Task brief
In the listing below, locate the lines that hold "this" and copy them.

* start *

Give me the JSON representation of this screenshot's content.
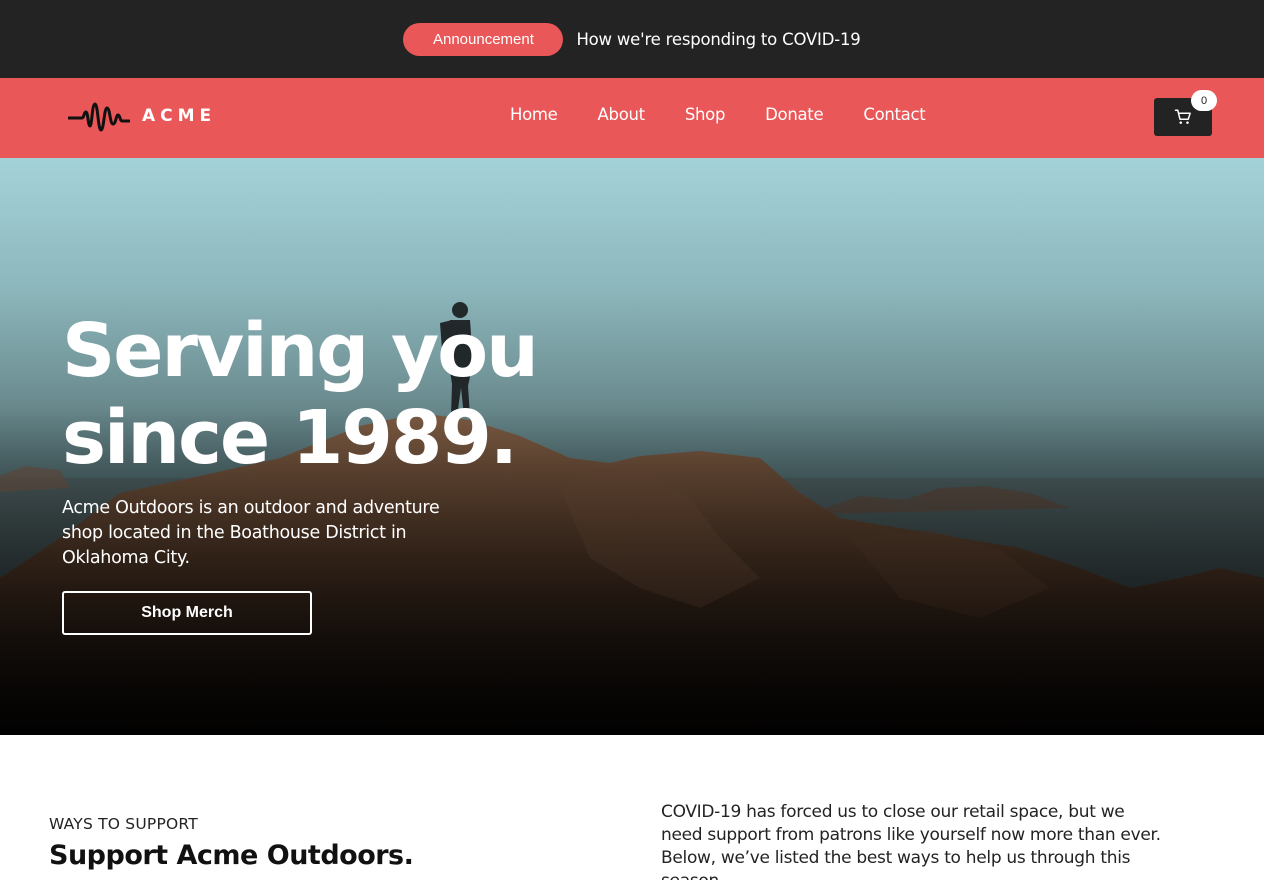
{
  "announcement": {
    "badge_label": "Announcement",
    "link_text": "How we're responding to COVID-19"
  },
  "header": {
    "logo_text": "ACME",
    "nav": [
      {
        "label": "Home"
      },
      {
        "label": "About"
      },
      {
        "label": "Shop"
      },
      {
        "label": "Donate"
      },
      {
        "label": "Contact"
      }
    ],
    "cart": {
      "icon": "cart-icon",
      "count": "0"
    }
  },
  "hero": {
    "title": "Serving you since 1989.",
    "description": "Acme Outdoors is an outdoor and adventure shop located in the Boathouse District in Oklahoma City.",
    "cta_label": "Shop Merch"
  },
  "support": {
    "eyebrow": "WAYS TO SUPPORT",
    "title": "Support Acme Outdoors.",
    "body": "COVID-19 has forced us to close our retail space, but we need support from patrons like yourself now more than ever. Below, we’ve listed the best ways to help us through this season."
  },
  "colors": {
    "accent": "#ea5758",
    "dark": "#232323",
    "white": "#ffffff"
  }
}
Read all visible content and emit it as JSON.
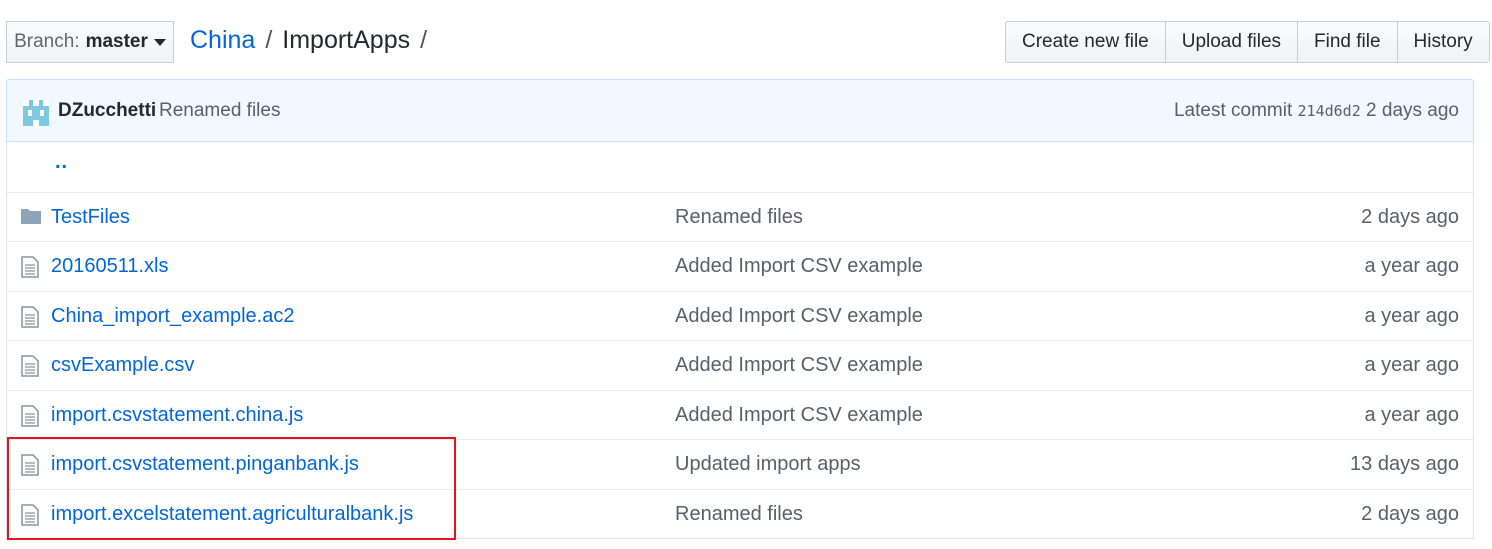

* end *

Right answer
Give me the JSON representation of this screenshot's content.
    "body": "COVID-19 has forced us to close our retail space, but we need support from patrons like yourself now more than ever. Below, we’ve listed the best ways to help us through this season."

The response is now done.